Task directions: Count lines holding the string "horizontal" in the data that follows. Reply with one number only.

Raw records
###

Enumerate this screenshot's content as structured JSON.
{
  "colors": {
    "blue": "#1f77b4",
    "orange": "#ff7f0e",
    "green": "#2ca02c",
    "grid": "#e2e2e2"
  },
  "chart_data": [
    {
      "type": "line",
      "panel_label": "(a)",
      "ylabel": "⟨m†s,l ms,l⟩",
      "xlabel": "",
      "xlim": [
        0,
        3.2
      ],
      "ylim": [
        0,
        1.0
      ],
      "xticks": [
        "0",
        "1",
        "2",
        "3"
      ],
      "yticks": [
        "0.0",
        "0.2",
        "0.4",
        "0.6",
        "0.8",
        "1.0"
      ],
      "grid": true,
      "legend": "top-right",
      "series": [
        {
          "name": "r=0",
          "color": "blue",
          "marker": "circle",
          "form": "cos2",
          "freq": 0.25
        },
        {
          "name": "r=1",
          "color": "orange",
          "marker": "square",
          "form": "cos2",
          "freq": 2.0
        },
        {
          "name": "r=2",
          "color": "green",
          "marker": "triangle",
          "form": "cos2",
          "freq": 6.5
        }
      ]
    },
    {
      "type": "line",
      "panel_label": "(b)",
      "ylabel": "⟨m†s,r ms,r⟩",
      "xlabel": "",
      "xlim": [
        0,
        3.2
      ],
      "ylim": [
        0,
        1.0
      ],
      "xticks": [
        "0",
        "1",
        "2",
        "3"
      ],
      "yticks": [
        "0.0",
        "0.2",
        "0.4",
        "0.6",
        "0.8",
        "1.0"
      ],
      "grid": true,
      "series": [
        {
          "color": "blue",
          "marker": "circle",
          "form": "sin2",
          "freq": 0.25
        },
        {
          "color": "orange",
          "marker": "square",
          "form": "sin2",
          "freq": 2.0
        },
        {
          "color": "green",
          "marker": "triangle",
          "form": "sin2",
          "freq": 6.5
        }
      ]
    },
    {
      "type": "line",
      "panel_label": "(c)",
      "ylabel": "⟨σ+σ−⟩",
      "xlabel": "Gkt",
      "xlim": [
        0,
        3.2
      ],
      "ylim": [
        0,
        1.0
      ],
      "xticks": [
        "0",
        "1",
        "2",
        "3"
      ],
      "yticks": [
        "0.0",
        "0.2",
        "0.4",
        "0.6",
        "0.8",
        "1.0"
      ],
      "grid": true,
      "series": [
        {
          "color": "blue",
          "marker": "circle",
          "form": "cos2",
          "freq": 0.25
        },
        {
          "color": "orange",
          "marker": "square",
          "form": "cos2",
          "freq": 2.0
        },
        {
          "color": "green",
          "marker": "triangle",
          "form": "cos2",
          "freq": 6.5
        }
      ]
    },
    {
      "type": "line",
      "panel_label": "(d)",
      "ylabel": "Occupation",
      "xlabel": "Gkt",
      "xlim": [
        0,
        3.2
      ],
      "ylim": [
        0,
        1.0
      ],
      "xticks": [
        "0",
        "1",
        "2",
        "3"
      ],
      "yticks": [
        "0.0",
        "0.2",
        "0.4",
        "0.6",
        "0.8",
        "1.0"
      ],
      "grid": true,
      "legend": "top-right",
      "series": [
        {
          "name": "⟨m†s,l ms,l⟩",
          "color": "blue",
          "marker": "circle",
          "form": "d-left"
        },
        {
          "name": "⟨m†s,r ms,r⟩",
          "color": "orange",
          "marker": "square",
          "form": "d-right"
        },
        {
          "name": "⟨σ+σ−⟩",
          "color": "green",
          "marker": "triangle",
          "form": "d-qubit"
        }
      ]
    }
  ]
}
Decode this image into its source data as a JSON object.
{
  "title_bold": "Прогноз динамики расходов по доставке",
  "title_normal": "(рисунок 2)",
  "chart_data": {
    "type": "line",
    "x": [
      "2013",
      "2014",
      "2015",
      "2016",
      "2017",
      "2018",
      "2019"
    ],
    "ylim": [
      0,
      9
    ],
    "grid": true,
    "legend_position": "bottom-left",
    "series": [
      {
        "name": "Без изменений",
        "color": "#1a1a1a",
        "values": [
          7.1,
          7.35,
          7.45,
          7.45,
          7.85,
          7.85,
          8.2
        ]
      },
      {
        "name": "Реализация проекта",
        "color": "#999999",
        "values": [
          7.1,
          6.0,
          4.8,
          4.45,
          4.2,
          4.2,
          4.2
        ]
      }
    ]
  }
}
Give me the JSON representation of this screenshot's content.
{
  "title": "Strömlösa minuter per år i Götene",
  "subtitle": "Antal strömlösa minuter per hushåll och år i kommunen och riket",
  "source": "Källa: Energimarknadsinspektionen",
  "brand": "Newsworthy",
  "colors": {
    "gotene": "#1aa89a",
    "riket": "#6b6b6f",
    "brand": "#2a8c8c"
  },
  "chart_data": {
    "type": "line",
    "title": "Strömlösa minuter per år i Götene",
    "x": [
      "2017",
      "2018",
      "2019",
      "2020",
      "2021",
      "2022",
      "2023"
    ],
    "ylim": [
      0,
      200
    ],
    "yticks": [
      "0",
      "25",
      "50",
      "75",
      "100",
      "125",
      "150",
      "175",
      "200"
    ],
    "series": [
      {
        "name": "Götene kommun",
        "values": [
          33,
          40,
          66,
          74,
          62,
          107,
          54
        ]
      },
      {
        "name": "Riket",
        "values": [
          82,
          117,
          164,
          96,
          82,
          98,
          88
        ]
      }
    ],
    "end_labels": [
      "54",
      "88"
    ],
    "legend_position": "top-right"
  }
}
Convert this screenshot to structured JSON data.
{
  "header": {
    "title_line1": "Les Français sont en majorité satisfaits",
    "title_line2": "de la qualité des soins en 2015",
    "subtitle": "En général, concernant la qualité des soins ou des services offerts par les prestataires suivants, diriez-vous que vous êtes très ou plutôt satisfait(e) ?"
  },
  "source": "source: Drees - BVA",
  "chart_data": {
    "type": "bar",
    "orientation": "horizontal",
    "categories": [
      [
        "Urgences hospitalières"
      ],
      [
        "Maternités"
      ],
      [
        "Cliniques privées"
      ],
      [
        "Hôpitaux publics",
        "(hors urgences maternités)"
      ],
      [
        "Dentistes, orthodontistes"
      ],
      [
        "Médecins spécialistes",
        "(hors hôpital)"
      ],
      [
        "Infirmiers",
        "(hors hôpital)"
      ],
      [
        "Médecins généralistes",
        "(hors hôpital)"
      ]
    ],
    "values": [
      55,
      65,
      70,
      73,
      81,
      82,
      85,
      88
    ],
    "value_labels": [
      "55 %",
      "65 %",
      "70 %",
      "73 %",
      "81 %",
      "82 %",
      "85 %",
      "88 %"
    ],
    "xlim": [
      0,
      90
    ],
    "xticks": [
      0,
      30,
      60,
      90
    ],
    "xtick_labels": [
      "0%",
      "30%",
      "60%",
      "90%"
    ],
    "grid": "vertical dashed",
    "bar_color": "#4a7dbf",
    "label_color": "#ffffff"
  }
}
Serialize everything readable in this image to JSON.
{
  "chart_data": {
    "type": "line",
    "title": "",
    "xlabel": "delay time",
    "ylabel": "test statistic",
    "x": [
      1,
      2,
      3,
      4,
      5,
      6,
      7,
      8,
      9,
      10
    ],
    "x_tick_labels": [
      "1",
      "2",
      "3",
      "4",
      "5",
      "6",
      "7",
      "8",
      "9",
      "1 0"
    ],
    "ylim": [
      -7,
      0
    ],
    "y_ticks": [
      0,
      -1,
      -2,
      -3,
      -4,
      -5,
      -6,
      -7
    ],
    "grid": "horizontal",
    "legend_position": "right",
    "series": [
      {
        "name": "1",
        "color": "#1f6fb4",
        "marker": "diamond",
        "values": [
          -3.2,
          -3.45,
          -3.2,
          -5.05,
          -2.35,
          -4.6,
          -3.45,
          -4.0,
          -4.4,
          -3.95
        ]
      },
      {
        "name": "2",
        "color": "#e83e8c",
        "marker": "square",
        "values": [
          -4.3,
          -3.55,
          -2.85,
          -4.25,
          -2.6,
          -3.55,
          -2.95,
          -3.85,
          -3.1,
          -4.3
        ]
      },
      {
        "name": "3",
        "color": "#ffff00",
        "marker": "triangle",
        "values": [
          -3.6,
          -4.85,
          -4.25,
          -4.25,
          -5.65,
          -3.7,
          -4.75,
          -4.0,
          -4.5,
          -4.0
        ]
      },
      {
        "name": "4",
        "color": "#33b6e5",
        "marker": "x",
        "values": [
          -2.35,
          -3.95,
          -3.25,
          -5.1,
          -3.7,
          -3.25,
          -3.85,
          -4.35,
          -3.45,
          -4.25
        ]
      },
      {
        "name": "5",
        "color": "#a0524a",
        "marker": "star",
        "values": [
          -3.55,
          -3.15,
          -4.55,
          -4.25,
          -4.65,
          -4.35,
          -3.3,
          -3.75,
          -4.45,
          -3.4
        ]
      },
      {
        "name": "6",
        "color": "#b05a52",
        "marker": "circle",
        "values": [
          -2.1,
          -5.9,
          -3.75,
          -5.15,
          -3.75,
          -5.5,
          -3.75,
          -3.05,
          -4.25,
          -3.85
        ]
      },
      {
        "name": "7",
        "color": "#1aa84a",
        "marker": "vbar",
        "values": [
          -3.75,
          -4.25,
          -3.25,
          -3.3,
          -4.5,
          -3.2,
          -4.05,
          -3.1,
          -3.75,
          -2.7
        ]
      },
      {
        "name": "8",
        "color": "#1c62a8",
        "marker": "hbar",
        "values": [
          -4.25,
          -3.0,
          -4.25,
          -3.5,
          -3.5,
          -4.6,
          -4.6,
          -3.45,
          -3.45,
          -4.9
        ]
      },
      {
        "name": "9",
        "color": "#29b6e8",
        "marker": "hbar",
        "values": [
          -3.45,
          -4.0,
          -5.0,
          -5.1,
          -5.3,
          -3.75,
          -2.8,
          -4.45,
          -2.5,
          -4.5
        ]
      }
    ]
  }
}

###

Result of this task: 2